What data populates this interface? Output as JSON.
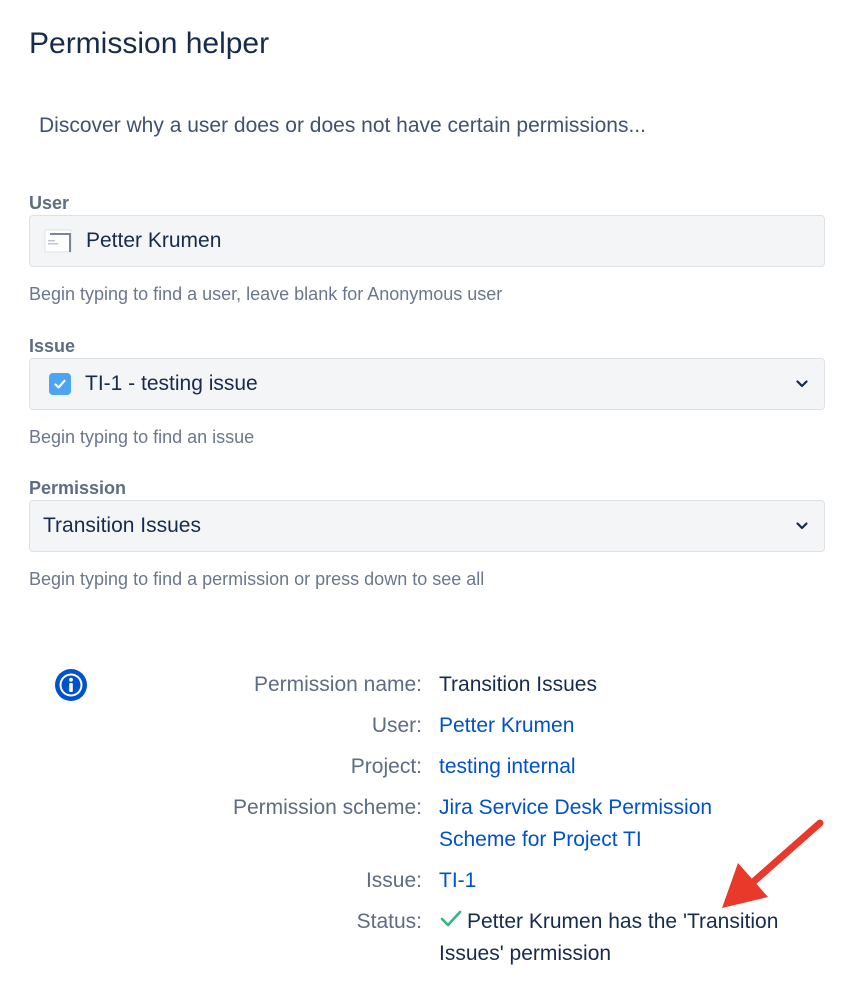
{
  "page": {
    "title": "Permission helper",
    "intro": "Discover why a user does or does not have certain permissions..."
  },
  "form": {
    "user": {
      "label": "User",
      "value": "Petter Krumen",
      "help": "Begin typing to find a user, leave blank for Anonymous user"
    },
    "issue": {
      "label": "Issue",
      "value": "TI-1 - testing issue",
      "help": "Begin typing to find an issue"
    },
    "permission": {
      "label": "Permission",
      "value": "Transition Issues",
      "help": "Begin typing to find a permission or press down to see all"
    }
  },
  "result": {
    "permission_name_label": "Permission name:",
    "permission_name_value": "Transition Issues",
    "user_label": "User:",
    "user_value": "Petter Krumen",
    "project_label": "Project:",
    "project_value": "testing internal",
    "scheme_label": "Permission scheme:",
    "scheme_value": "Jira Service Desk Permission Scheme for Project TI",
    "issue_label": "Issue:",
    "issue_value": "TI-1",
    "status_label": "Status:",
    "status_value": "Petter Krumen has the 'Transition Issues' permission"
  },
  "colors": {
    "link": "#0052CC",
    "success": "#36B37E",
    "info": "#0052CC",
    "annotation_arrow": "#E8392B",
    "checkbox": "#4CA4F5"
  },
  "icons": [
    "avatar-icon",
    "checkbox-icon",
    "chevron-down-icon",
    "info-icon",
    "checkmark-icon",
    "arrow-annotation"
  ]
}
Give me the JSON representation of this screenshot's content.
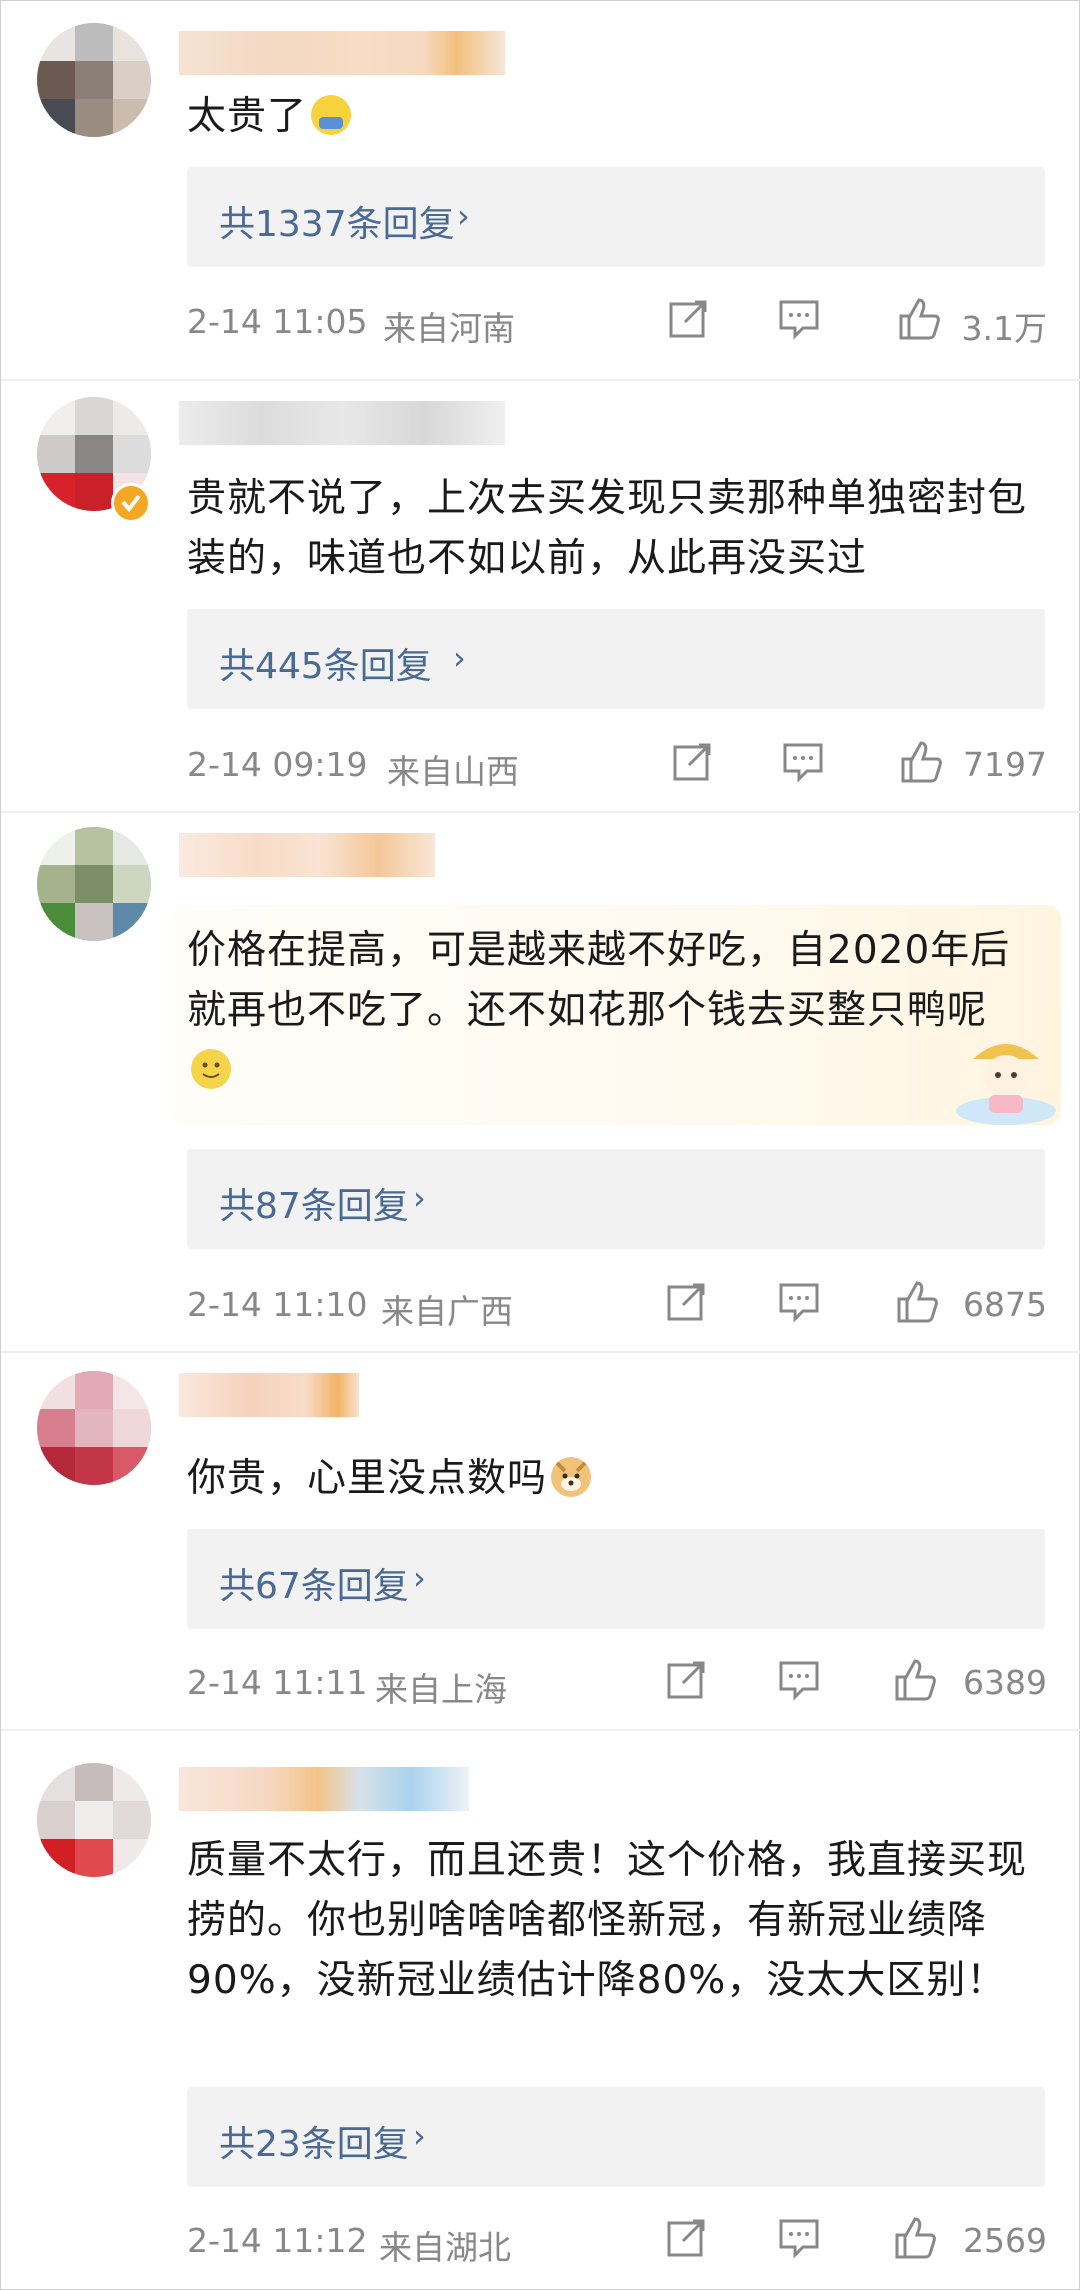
{
  "comments": [
    {
      "text": "太贵了",
      "emoji": "duckling-emoji",
      "replies_label": "共1337条回复",
      "time": "2-14 11:05",
      "location": "来自河南",
      "likes": "3.1万"
    },
    {
      "text": "贵就不说了，上次去买发现只卖那种单独密封包装的，味道也不如以前，从此再没买过",
      "replies_label": "共445条回复",
      "time": "2-14 09:19",
      "location": "来自山西",
      "likes": "7197"
    },
    {
      "text": "价格在提高，可是越来越不好吃，自2020年后就再也不吃了。还不如花那个钱去买整只鸭呢",
      "emoji": "smile-emoji",
      "replies_label": "共87条回复",
      "time": "2-14 11:10",
      "location": "来自广西",
      "likes": "6875"
    },
    {
      "text": "你贵，心里没点数吗",
      "emoji": "doge-emoji",
      "replies_label": "共67条回复",
      "time": "2-14 11:11",
      "location": "来自上海",
      "likes": "6389"
    },
    {
      "text": "质量不太行，而且还贵！这个价格，我直接买现捞的。你也别啥啥啥都怪新冠，有新冠业绩降90%，没新冠业绩估计降80%，没太大区别！",
      "replies_label": "共23条回复",
      "time": "2-14 11:12",
      "location": "来自湖北",
      "likes": "2569"
    }
  ],
  "icons": {
    "share": "share-icon",
    "comment": "comment-icon",
    "like": "thumbs-up-icon",
    "chevron": "chevron-right-icon",
    "verified": "verified-badge-icon"
  },
  "colors": {
    "reply_link": "#4a6a94",
    "reply_bg": "#f2f2f2",
    "meta_text": "#888888",
    "verified_badge": "#f5a623"
  }
}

▶ [TASK REQUIREMENTS] Count up the lines in the listing that hold the word "Begin", and give that number only.

▶ [OUTPUT FOR THIS TASK] 3